▶ Required work: Could you copy every line from the material below in which "Pennsylvania" appears?

▶ Data to process:
◇ ◇ ◇ ◇

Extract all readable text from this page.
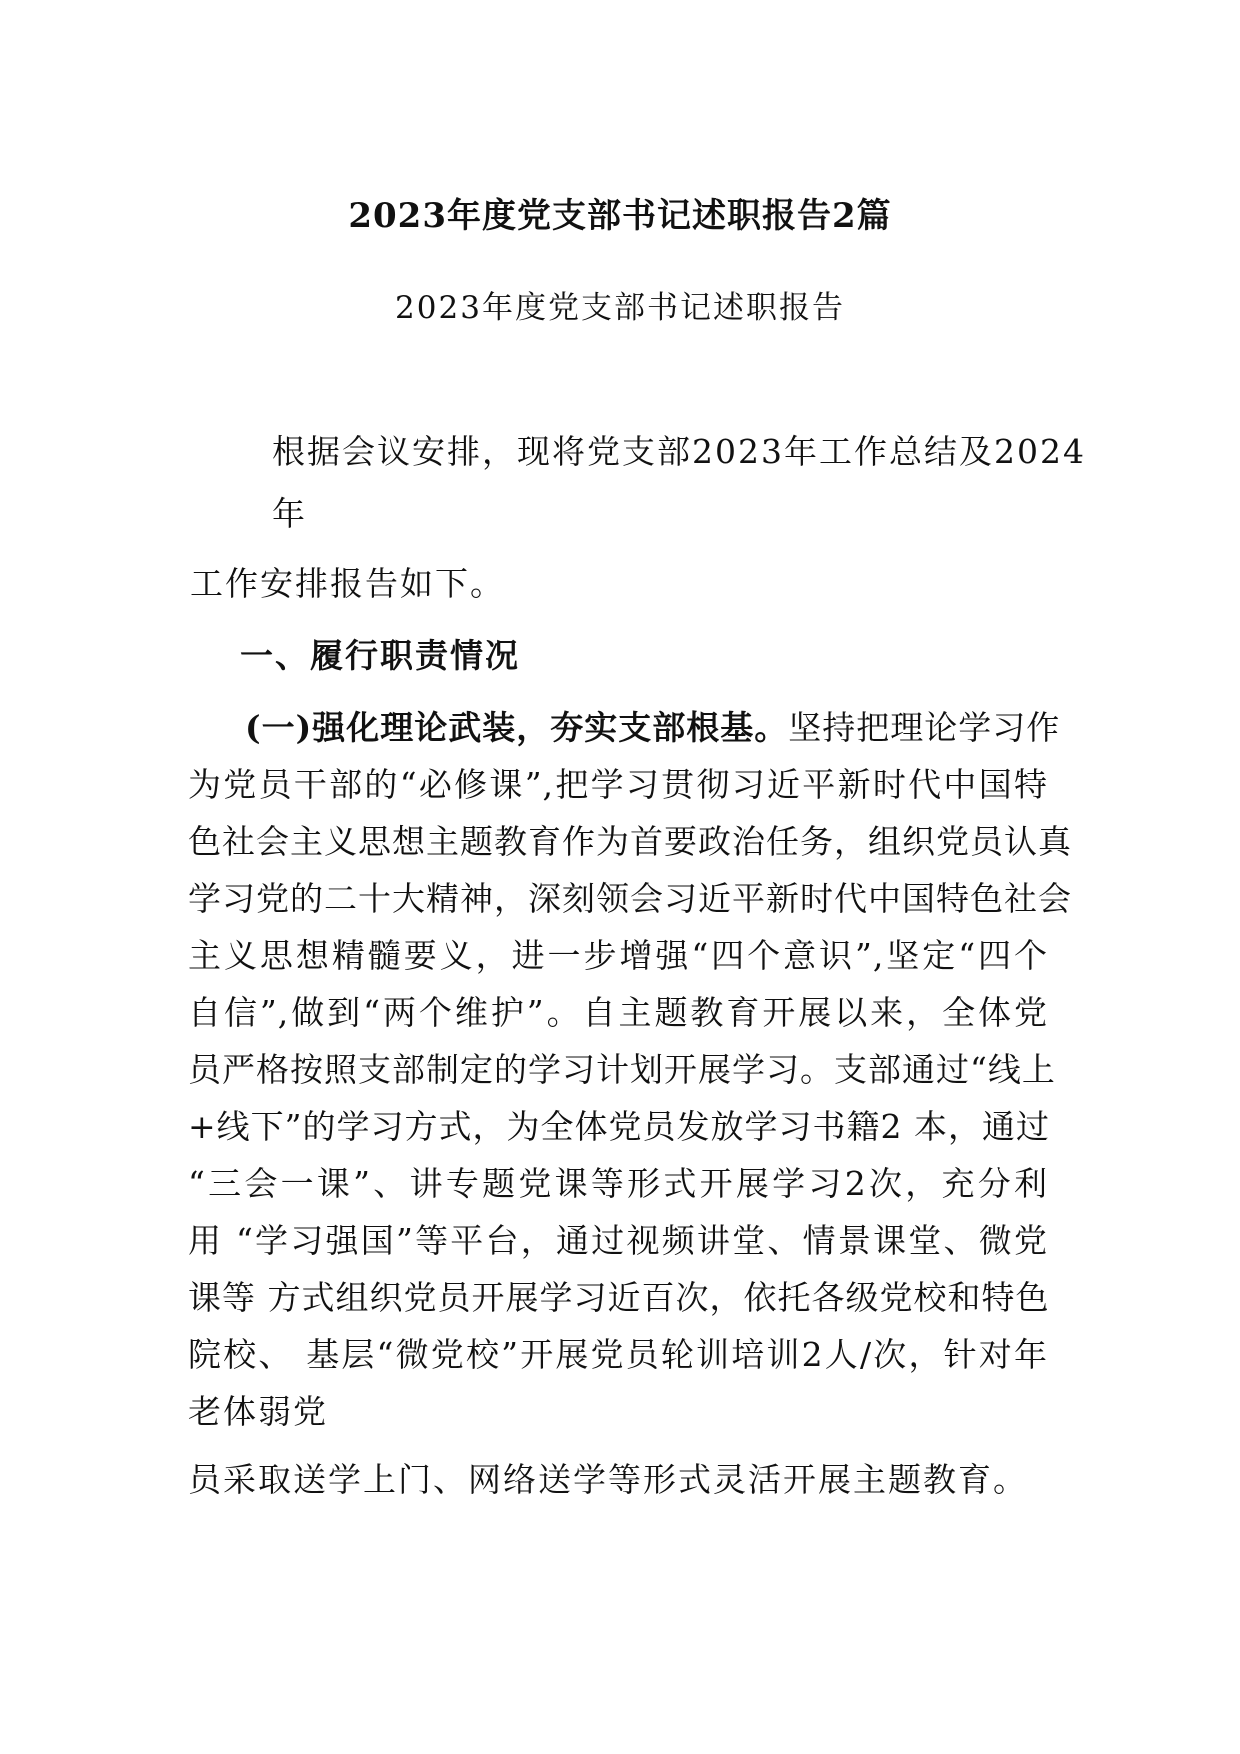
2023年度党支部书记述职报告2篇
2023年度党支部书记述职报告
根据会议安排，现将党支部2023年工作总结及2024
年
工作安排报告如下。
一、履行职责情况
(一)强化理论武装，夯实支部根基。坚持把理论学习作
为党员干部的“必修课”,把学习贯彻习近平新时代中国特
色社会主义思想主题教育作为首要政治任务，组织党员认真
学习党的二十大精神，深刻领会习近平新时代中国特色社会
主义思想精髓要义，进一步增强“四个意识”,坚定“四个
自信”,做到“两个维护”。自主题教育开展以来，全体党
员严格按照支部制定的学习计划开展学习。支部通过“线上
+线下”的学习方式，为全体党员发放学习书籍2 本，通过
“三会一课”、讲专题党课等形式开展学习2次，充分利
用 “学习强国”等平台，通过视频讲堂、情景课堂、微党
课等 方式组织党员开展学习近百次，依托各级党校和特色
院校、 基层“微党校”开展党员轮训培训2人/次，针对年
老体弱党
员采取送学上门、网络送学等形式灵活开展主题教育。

◇ ◇ ◇ ◇

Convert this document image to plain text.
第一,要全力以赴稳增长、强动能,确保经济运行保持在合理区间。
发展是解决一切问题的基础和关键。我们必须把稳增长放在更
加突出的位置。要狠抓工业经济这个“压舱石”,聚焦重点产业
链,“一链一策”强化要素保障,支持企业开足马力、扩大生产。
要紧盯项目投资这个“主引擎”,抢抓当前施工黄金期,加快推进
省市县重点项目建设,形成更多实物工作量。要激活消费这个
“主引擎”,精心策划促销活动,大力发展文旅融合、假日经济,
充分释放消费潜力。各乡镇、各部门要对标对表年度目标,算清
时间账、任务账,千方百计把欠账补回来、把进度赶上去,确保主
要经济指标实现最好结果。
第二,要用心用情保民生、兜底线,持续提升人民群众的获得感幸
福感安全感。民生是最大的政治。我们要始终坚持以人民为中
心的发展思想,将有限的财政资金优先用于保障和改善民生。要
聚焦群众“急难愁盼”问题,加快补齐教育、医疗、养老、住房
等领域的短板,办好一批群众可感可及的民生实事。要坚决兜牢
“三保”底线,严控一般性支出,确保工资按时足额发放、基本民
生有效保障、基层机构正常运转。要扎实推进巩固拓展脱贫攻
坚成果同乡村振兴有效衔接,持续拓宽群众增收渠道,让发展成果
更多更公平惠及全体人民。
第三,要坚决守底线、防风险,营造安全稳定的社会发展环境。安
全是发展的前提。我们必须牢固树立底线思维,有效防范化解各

◇ ◇ ◇ ◇

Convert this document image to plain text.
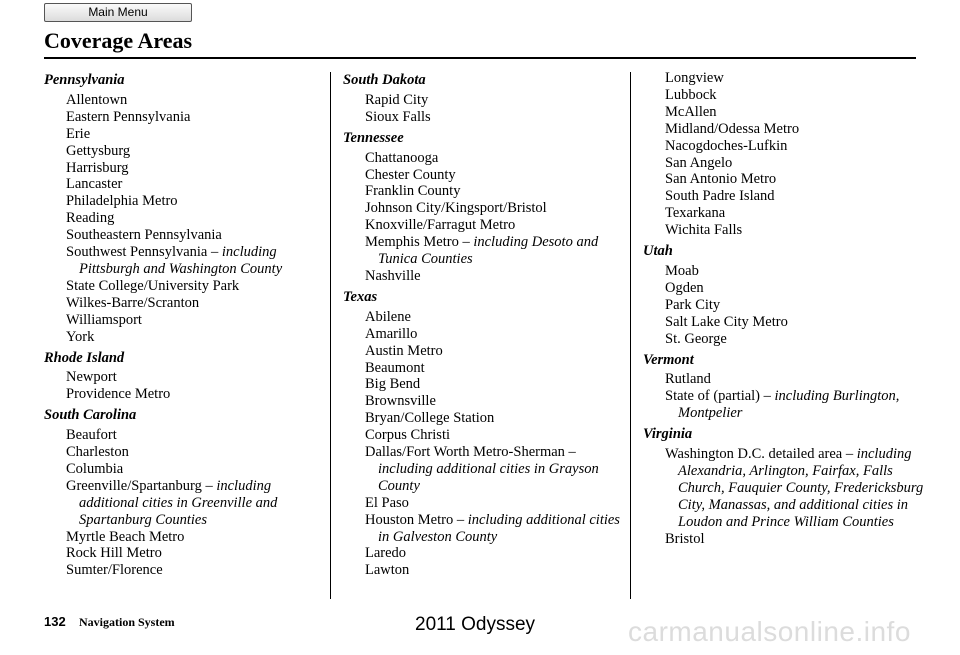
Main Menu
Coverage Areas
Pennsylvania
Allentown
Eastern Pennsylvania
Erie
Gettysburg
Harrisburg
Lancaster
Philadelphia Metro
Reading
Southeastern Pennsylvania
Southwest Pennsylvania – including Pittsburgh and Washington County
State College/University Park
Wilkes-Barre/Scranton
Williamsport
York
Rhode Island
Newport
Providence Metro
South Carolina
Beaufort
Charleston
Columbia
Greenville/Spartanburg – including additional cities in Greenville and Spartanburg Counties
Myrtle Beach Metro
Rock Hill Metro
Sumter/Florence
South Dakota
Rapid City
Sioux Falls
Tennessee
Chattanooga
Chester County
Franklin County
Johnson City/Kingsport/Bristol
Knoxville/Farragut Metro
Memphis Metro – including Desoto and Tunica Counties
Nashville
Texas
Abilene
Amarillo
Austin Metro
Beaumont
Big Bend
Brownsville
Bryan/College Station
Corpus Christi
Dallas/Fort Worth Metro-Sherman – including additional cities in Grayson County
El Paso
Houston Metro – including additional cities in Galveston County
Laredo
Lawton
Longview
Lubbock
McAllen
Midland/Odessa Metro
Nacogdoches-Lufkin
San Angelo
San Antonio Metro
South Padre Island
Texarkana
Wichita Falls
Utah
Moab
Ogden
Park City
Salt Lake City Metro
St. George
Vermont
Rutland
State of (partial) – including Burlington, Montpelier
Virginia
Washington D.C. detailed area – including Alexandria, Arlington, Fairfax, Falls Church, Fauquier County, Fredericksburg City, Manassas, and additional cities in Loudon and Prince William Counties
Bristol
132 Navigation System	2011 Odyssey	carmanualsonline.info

◇ ◇ ◇ ◇

▶ Result:
Pennsylvania
Eastern Pennsylvania
Southeastern Pennsylvania
Southwest Pennsylvania – including Pittsburgh and Washington County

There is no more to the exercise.